Exercise
From the Daily Schedule thread, list every sentence in the reply posted Oct 26, 2013 that contains the word "train".

# Start of Excerpt to read

# Daily Schedule



## runfast (Jan 1, 2019)

Hi! Can someone run me through their daily schedule, including IPO training. Preferably, including the times that you work/go to school... could you also explain how you make sure your dog gets adequately simulated and trained while balancing a hectic work or school schedule. Thanks so much!


----------



## Steve Strom (Oct 26, 2013)

Don't concern yourself with a rigid schedule. Work and school won't give you much choice. Clubs train when they do. Those will determine your schedule. Around those, when you train for something formal, you break things into little pieces in a certain order. You work each of those pieces over and over but in short sessions, looking for your dog to understand and be ready to add more. Don't pressure yourself with time frames. Look for you to have fun and for your dog to be motivated to train.

# End of Excerpt to read
# Start of Material provided

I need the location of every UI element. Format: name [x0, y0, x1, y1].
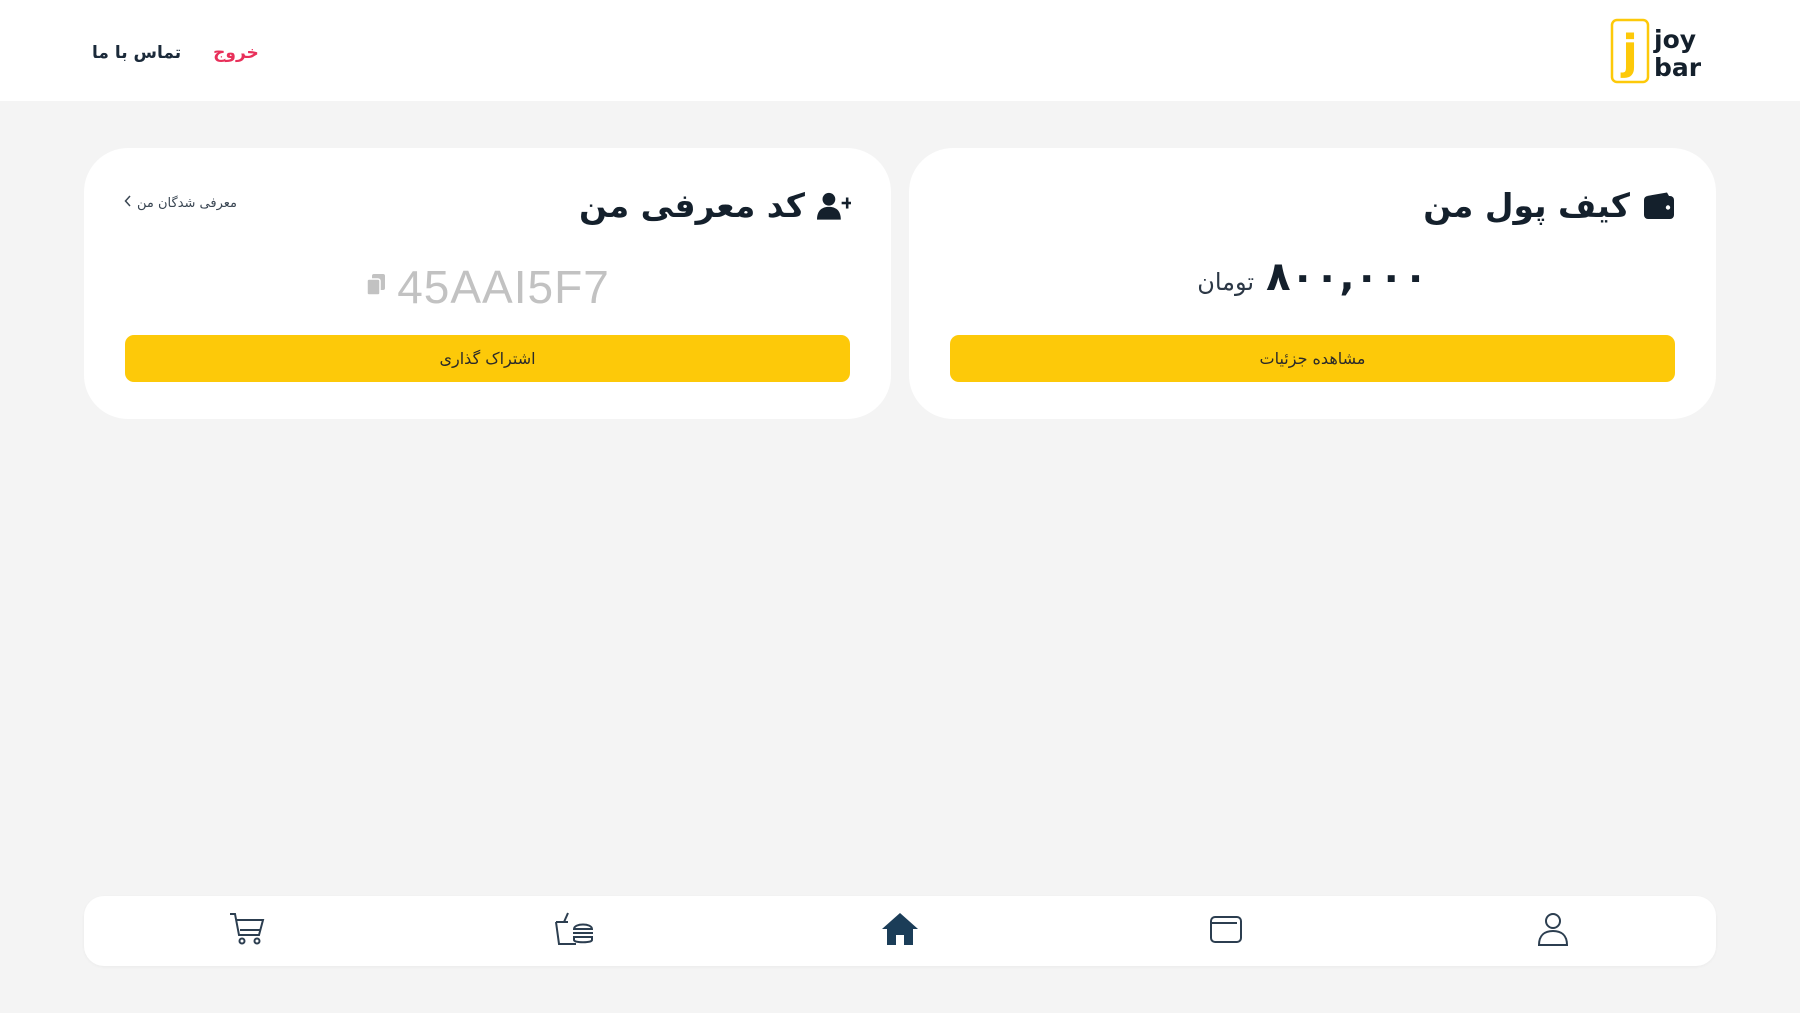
view-details-button[interactable]: مشاهده جزئیات — [950, 335, 1675, 382]
header-links: تماس با ما خروج — [92, 38, 259, 68]
wallet-icon — [1642, 189, 1676, 223]
my-referrals-label: معرفی شدگان من — [137, 195, 237, 211]
wallet-currency: تومان — [1197, 268, 1255, 296]
wallet-card: کیف پول من ۸۰۰,۰۰۰ تومان مشاهده جزئیات — [909, 148, 1716, 419]
share-button[interactable]: اشتراک گذاری — [125, 335, 850, 382]
logo-line2: bar — [1654, 53, 1702, 82]
referral-code[interactable]: 45AAI5F7 — [397, 260, 610, 314]
nav-profile[interactable] — [1530, 908, 1576, 954]
logo-mark: j — [1620, 25, 1638, 79]
cart-icon — [229, 912, 265, 950]
wallet-amount: ۸۰۰,۰۰۰ — [1266, 254, 1428, 300]
wallet-card-title: کیف پول من — [1423, 186, 1676, 225]
chevron-left-icon — [124, 195, 132, 211]
top-header: j joy bar تماس با ما خروج — [0, 0, 1800, 101]
copy-icon[interactable] — [365, 273, 387, 301]
contact-link[interactable]: تماس با ما — [92, 43, 181, 63]
nav-food[interactable] — [551, 908, 597, 954]
nav-cart[interactable] — [224, 908, 270, 954]
home-icon — [881, 912, 919, 950]
wallet-icon — [1209, 914, 1243, 948]
referral-title: کد معرفی من — [579, 186, 805, 225]
nav-wallet[interactable] — [1203, 908, 1249, 954]
referral-code-row: 45AAI5F7 — [84, 260, 891, 314]
my-referrals-link[interactable]: معرفی شدگان من — [124, 195, 237, 211]
wallet-balance: ۸۰۰,۰۰۰ تومان — [909, 254, 1716, 300]
user-icon — [1537, 912, 1569, 950]
nav-home[interactable] — [877, 908, 923, 954]
bottom-nav — [84, 896, 1716, 966]
referral-card-title: کد معرفی من — [579, 186, 851, 225]
referral-card: کد معرفی من معرفی شدگان من 45AAI5F7 اشتر… — [84, 148, 891, 419]
joybar-logo[interactable]: j joy bar — [1610, 18, 1710, 84]
user-plus-icon — [817, 189, 851, 223]
logo-line1: joy — [1653, 25, 1696, 54]
wallet-title: کیف پول من — [1423, 186, 1630, 225]
food-icon — [554, 912, 594, 950]
logout-link[interactable]: خروج — [213, 43, 259, 63]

# End of Material provided

Result for this exercise
- Clubs train when they do.
- Around those, when you train for something formal, you break things into little pieces in a certain order.
- Look for you to have fun and for your dog to be motivated to train.